What the task asks -
Copy each line containing the word "pemadam" from the records that follow, please.

Records from a dataset:
▬▬▬▬▬▬▬▬▬▬

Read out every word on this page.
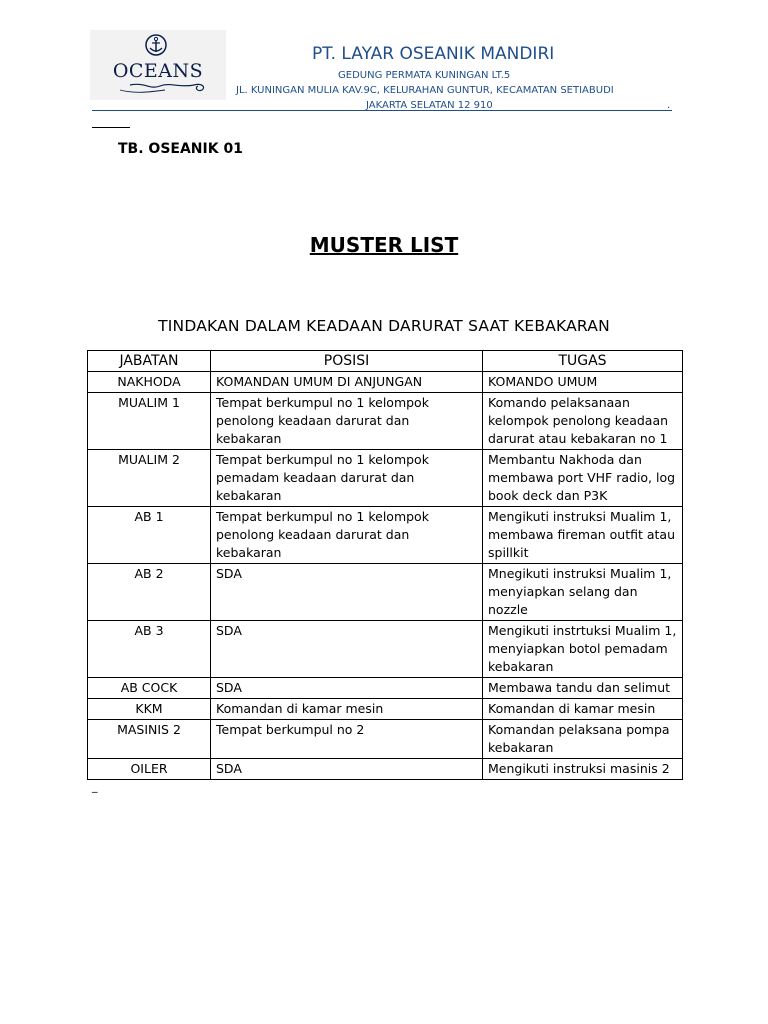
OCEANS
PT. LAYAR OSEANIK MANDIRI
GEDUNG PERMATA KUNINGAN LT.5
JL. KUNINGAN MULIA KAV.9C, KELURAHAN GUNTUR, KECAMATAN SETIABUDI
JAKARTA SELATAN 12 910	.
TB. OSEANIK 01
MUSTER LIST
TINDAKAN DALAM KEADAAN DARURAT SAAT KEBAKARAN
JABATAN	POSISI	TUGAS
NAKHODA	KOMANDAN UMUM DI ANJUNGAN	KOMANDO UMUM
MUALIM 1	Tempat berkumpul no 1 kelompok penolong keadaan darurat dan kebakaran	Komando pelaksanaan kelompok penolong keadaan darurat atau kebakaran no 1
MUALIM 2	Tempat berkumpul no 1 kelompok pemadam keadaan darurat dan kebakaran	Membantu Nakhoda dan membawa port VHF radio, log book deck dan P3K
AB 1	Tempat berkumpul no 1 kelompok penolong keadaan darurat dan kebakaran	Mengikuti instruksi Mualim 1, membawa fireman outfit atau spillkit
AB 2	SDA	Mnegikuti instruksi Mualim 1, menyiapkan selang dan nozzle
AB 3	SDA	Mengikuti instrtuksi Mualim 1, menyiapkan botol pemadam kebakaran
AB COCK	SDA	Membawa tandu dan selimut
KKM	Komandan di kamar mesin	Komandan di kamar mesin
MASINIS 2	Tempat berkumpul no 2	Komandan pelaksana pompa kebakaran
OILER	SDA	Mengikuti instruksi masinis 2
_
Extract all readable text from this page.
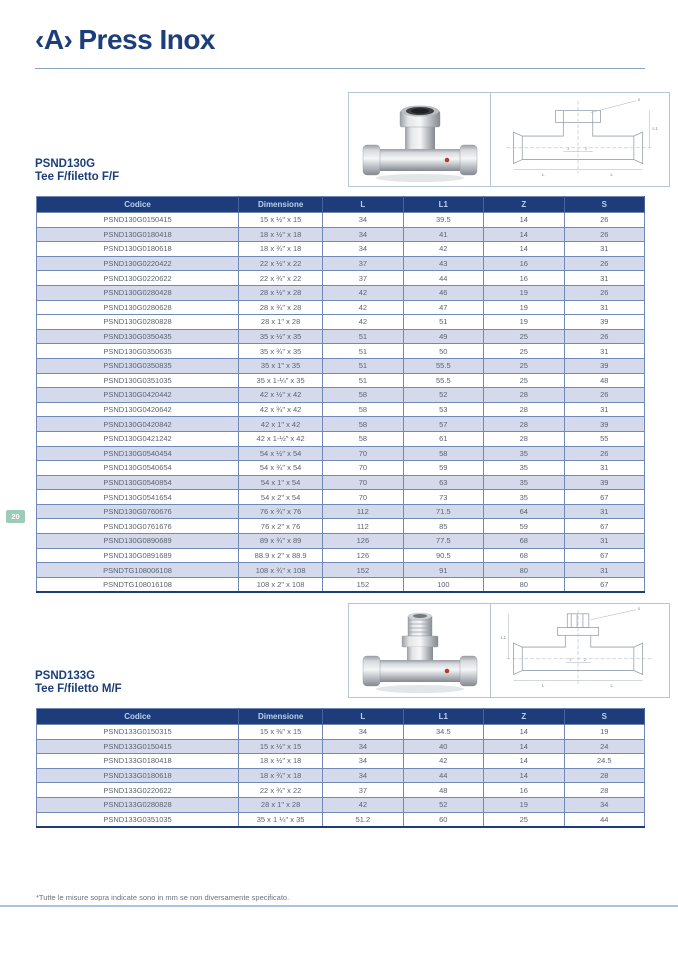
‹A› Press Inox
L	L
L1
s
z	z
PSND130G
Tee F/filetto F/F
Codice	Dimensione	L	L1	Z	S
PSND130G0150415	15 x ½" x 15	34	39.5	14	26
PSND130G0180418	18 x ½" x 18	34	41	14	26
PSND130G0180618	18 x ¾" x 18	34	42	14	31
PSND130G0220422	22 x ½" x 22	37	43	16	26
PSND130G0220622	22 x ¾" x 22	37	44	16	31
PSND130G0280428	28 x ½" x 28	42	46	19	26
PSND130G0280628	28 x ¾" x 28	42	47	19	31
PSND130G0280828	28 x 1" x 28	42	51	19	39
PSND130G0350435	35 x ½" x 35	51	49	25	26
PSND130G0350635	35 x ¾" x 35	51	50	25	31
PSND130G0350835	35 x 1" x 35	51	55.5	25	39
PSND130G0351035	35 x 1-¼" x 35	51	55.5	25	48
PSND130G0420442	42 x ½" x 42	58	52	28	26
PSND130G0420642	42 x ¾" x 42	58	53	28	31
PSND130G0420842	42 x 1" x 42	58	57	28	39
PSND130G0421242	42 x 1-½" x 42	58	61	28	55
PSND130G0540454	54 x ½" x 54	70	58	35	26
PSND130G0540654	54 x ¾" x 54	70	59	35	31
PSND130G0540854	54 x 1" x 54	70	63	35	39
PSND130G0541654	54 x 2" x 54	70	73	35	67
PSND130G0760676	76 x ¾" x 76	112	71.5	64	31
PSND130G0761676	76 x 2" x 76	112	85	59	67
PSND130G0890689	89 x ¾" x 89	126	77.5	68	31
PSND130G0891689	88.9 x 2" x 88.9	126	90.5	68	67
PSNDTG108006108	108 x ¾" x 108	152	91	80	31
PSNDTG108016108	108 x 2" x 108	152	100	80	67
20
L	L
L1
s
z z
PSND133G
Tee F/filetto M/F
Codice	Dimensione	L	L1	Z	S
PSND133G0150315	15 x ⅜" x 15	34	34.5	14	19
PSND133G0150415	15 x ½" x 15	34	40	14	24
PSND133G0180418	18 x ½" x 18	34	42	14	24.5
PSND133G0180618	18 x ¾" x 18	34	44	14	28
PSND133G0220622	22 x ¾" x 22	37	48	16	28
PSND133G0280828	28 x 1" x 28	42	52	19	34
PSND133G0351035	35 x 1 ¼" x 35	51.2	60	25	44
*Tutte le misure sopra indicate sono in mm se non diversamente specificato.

▬▬▬▬▬▬▬▬▬▬

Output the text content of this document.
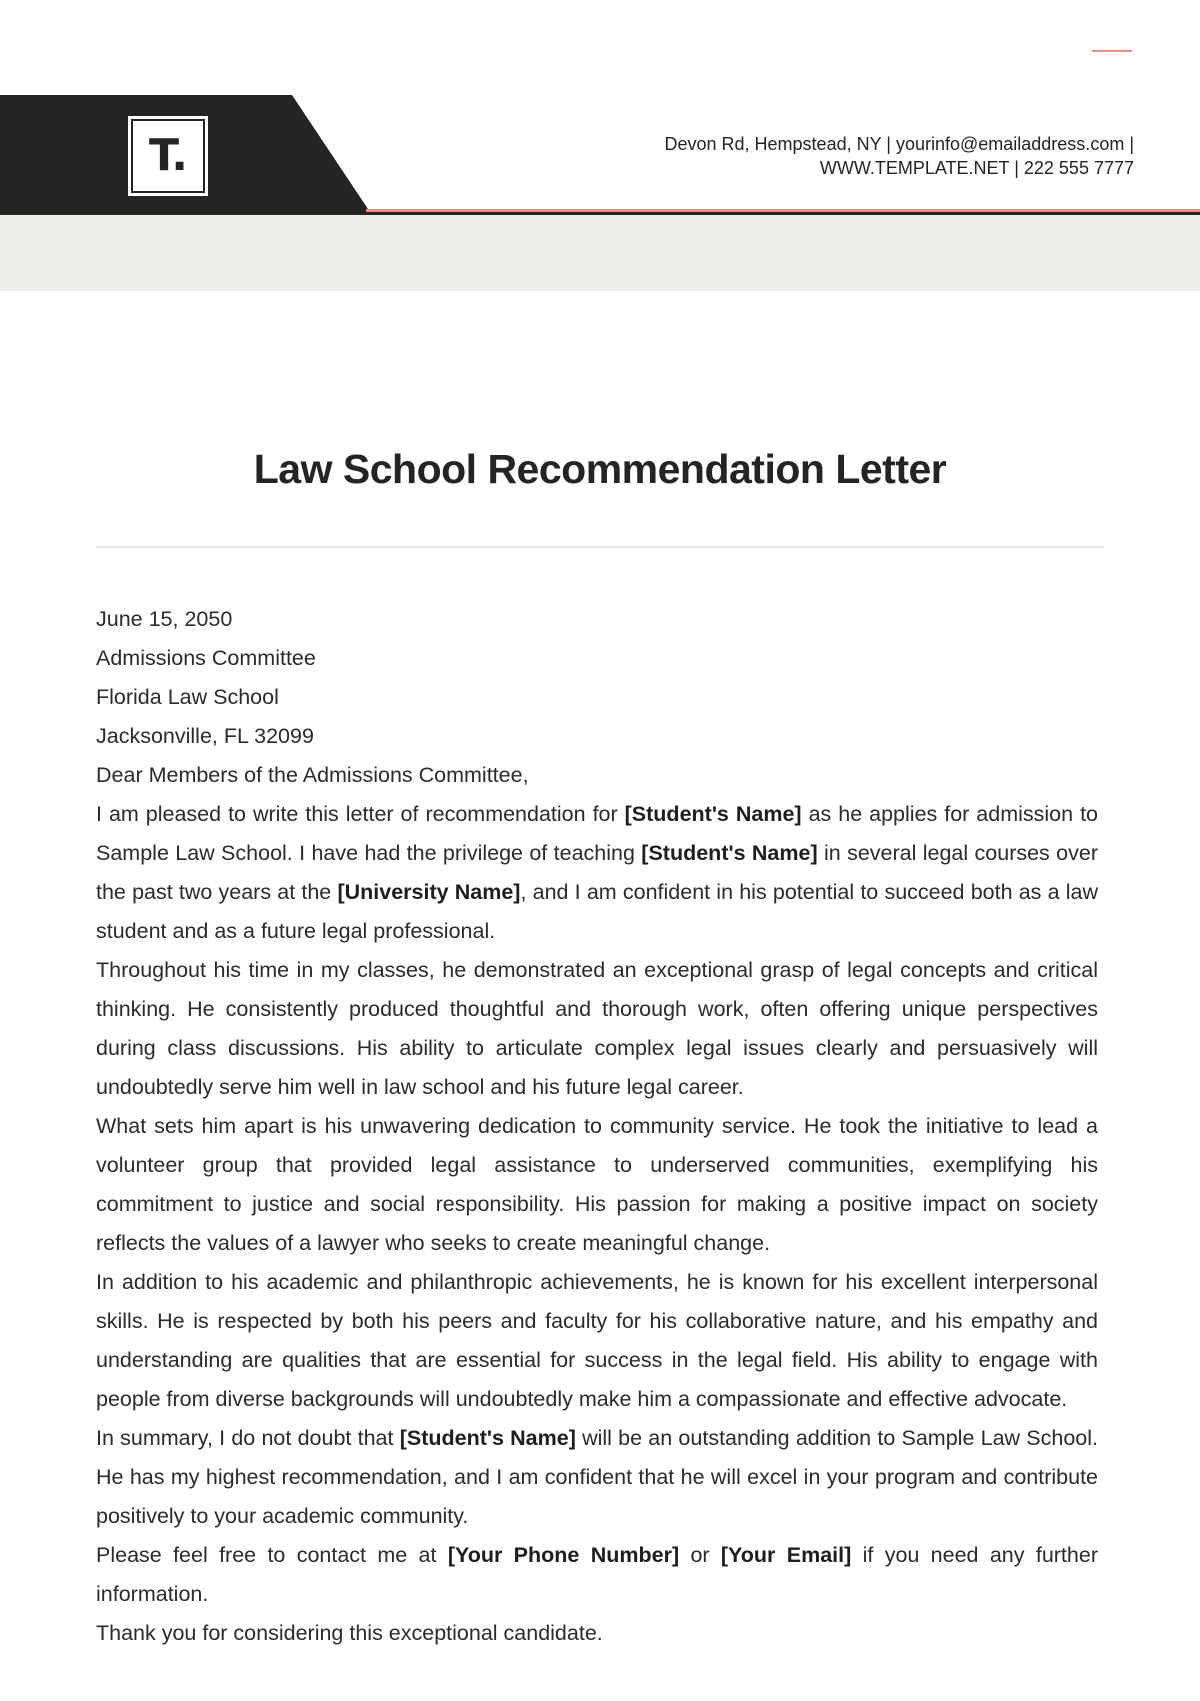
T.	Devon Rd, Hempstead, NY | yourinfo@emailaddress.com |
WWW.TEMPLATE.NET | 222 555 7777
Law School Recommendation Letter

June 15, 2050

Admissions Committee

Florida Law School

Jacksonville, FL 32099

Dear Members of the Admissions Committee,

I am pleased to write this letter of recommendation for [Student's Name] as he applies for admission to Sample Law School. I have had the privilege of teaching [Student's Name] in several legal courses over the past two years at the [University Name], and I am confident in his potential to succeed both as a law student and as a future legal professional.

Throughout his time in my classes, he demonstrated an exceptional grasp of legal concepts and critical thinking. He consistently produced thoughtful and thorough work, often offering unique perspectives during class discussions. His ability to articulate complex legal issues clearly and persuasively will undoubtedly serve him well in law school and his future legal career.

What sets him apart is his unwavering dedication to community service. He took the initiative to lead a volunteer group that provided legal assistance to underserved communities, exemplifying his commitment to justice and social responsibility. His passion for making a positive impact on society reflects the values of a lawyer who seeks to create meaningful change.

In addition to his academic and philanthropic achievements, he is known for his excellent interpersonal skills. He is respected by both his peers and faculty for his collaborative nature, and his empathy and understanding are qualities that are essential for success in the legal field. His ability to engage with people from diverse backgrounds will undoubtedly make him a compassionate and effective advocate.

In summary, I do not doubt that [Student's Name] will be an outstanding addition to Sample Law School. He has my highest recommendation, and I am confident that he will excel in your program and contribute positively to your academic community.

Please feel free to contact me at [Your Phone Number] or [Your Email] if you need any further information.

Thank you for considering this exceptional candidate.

▬▬▬▬▬▬▬▬▬▬

Task result -
MUALIM 2	Tempat berkumpul no 1 kelompok pemadam keadaan darurat dan kebakaran	Membantu Nakhoda dan membawa port VHF radio, log book deck dan P3K
AB 3	SDA	Mengikuti instrtuksi Mualim 1, menyiapkan botol pemadam kebakaran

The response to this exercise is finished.